TRABAJO REQUERIDO:
Copia el fragmento del texto sobre la financiación de los partidos comprendido entre "Para que nos" y "hayan descubierto trampas.", ambos incluidos, y cambia "trimestral" por "anual".

Como estaba previsto, la montaña parió un ratón porque nadie con sentido común podía esperar de la intervención de Rajoy ante el pleno de las Cortes otra cosa que no fuese echar balones fuera, afirmar que la polémica perjudica a España y a la lucha contra la crisis, y permitir a los portavoces de los grupos parlamentarios soltar lindezas al presidente para que les vean sus fans por televisión y alcancen su nivel de ebullición las redes sociales.
Hasta el último ciudadano sabe que todos los partidos políticos se financian ilegalmente desde los tiempos de Maricastaña y que su nivel de ilegalidad económica es directamente proporcional al poder detentado. Y el menos listo ha llegado a la conclusión de que el tal Bárcenas ha amasado su fortuna quedándose con la mayor parte de los dineros que como donación o comisión entraban por el circuito B del PP. Que Rajoy se equivocó al confiar en Bárcenas es una confesión tan pedestre a estas alturas del sumario que hasta el más cándido sonríe, aunque don Mariano estaba obligado a reconocerlo.
Para que nos creamos que la lucha contra la corrupción en los partidos políticos va en serio es suficiente con que los interfectos ayuden a la Justicia en sus pesquisas y que el legislativo apruebe una ley que obligue a la fiscalización trimestral de sus cuentas por un mismo grupo de técnicos de la Administración central del Estado e impida que se presenten a las elecciones cuando se hayan descubierto trampas.

EXTRACTOS DE DATOS:

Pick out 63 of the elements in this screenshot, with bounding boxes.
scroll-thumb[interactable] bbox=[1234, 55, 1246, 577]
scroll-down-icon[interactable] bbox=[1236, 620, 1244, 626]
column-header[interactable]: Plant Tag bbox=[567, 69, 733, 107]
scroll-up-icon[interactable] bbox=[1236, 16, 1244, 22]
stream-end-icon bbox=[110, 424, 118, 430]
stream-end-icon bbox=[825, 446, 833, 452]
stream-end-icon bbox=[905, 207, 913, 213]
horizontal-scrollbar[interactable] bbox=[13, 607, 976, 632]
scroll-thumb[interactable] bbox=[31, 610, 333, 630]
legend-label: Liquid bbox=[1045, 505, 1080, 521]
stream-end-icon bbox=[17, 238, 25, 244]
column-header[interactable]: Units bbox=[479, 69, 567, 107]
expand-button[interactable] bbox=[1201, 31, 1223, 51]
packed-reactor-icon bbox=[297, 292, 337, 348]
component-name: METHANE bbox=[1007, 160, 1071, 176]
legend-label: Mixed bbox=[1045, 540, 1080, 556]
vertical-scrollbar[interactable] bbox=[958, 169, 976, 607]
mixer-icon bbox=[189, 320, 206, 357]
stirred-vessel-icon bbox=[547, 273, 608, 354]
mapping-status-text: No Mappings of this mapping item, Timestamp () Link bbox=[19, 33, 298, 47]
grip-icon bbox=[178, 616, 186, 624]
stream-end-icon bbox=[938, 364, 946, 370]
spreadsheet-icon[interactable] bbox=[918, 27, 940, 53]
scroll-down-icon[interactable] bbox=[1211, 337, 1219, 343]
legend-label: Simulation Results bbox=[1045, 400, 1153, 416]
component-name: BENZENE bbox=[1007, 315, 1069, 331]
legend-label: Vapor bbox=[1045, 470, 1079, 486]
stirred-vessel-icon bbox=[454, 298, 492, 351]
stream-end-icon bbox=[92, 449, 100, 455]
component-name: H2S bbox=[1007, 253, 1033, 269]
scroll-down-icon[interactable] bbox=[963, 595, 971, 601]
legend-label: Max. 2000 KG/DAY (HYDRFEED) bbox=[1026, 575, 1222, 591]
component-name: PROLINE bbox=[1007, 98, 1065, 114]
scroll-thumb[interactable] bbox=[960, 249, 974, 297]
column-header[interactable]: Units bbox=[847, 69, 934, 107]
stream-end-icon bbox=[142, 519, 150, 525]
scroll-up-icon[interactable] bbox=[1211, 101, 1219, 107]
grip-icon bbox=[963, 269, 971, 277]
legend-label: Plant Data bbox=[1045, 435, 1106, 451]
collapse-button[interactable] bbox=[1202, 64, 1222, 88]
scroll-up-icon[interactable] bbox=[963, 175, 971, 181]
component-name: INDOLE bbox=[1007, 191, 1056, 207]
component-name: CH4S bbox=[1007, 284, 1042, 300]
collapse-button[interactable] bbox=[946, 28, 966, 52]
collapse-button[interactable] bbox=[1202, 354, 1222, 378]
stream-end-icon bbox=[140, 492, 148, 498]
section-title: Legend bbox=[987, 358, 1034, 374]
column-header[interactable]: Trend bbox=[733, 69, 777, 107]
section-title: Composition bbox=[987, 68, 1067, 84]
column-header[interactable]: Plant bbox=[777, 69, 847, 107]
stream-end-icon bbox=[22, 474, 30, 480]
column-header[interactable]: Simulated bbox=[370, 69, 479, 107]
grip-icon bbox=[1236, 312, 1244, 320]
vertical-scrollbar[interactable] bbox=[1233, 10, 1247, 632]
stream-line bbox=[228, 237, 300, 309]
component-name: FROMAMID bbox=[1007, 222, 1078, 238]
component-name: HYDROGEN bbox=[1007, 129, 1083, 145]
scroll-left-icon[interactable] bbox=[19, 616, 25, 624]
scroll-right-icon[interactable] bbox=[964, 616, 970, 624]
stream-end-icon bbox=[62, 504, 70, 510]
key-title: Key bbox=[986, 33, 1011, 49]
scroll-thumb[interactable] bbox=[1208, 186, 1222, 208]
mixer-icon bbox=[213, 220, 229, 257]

RESPUESTA:
Para que nos creamos que la lucha contra la corrupción en los partidos políticos va en serio es suficiente con que los interfectos ayuden a la Justicia en sus pesquisas y que el legislativo apruebe una ley que obligue a la fiscalización anual de sus cuentas por un mismo grupo de técnicos de la Administración central del Estado e impida que se presenten a las elecciones cuando se hayan descubierto trampas.